WHAT TO PRODUCE —
Retype all of the data exactly as given.

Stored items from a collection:

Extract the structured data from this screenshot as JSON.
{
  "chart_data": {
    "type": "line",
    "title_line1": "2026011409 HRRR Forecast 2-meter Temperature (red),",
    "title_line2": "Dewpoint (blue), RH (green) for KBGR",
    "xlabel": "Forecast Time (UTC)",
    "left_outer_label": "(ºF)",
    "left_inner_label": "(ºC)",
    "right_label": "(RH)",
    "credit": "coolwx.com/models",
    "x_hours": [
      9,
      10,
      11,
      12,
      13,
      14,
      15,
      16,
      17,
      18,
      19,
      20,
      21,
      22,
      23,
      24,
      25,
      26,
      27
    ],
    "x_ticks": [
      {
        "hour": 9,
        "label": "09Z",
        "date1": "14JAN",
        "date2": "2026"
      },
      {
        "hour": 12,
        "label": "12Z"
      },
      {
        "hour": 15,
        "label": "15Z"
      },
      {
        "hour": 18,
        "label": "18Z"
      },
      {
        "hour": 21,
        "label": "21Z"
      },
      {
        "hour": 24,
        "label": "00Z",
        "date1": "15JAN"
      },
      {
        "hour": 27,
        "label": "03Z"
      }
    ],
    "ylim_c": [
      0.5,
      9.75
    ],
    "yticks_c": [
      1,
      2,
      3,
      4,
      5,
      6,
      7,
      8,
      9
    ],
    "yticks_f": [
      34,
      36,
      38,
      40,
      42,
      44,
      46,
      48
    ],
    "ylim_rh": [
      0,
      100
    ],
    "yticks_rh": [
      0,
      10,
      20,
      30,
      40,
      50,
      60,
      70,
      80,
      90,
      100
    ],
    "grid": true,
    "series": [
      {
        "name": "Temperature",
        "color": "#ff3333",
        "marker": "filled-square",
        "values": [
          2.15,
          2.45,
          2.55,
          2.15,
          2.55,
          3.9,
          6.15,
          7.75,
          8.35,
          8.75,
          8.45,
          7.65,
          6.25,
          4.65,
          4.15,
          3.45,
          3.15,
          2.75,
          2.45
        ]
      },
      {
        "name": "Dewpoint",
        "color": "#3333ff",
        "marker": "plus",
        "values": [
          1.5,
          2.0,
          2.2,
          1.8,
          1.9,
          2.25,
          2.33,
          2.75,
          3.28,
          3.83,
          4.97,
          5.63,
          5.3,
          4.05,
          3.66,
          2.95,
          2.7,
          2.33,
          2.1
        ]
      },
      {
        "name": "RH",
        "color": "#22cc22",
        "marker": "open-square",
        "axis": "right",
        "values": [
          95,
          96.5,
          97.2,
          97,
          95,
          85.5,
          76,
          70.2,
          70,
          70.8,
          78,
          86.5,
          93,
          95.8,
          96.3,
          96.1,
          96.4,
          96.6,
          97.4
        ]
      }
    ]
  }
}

RESPONSE TO THIS TASK —
Extract the structured data from this screenshot as JSON.
{
  "chart_data": {
    "type": "line",
    "title_line1": "2026011409 HRRR Forecast 2-meter Temperature (red),",
    "title_line2": "Dewpoint (blue), RH (green) for KBGR",
    "xlabel": "Forecast Time (UTC)",
    "left_outer_label": "(ºF)",
    "left_inner_label": "(ºC)",
    "right_label": "(RH)",
    "credit": "coolwx.com/models",
    "x_hours": [
      9,
      10,
      11,
      12,
      13,
      14,
      15,
      16,
      17,
      18,
      19,
      20,
      21,
      22,
      23,
      24,
      25,
      26,
      27
    ],
    "x_ticks": [
      {
        "hour": 9,
        "label": "09Z",
        "date1": "14JAN",
        "date2": "2026"
      },
      {
        "hour": 12,
        "label": "12Z"
      },
      {
        "hour": 15,
        "label": "15Z"
      },
      {
        "hour": 18,
        "label": "18Z"
      },
      {
        "hour": 21,
        "label": "21Z"
      },
      {
        "hour": 24,
        "label": "00Z",
        "date1": "15JAN"
      },
      {
        "hour": 27,
        "label": "03Z"
      }
    ],
    "ylim_c": [
      0.5,
      9.75
    ],
    "yticks_c": [
      1,
      2,
      3,
      4,
      5,
      6,
      7,
      8,
      9
    ],
    "yticks_f": [
      34,
      36,
      38,
      40,
      42,
      44,
      46,
      48
    ],
    "ylim_rh": [
      0,
      100
    ],
    "yticks_rh": [
      0,
      10,
      20,
      30,
      40,
      50,
      60,
      70,
      80,
      90,
      100
    ],
    "grid": true,
    "series": [
      {
        "name": "Temperature",
        "color": "#ff3333",
        "marker": "filled-square",
        "values": [
          2.15,
          2.45,
          2.55,
          2.15,
          2.55,
          3.9,
          6.15,
          7.75,
          8.35,
          8.75,
          8.45,
          7.65,
          6.25,
          4.65,
          4.15,
          3.45,
          3.15,
          2.75,
          2.45
        ]
      },
      {
        "name": "Dewpoint",
        "color": "#3333ff",
        "marker": "plus",
        "values": [
          1.5,
          2.0,
          2.2,
          1.8,
          1.9,
          2.25,
          2.33,
          2.75,
          3.28,
          3.83,
          4.97,
          5.63,
          5.3,
          4.05,
          3.66,
          2.95,
          2.7,
          2.33,
          2.1
        ]
      },
      {
        "name": "RH",
        "color": "#22cc22",
        "marker": "open-square",
        "axis": "right",
        "values": [
          95,
          96.5,
          97.2,
          97,
          95,
          85.5,
          76,
          70.2,
          70,
          70.8,
          78,
          86.5,
          93,
          95.8,
          96.3,
          96.1,
          96.4,
          96.6,
          97.4
        ]
      }
    ]
  }
}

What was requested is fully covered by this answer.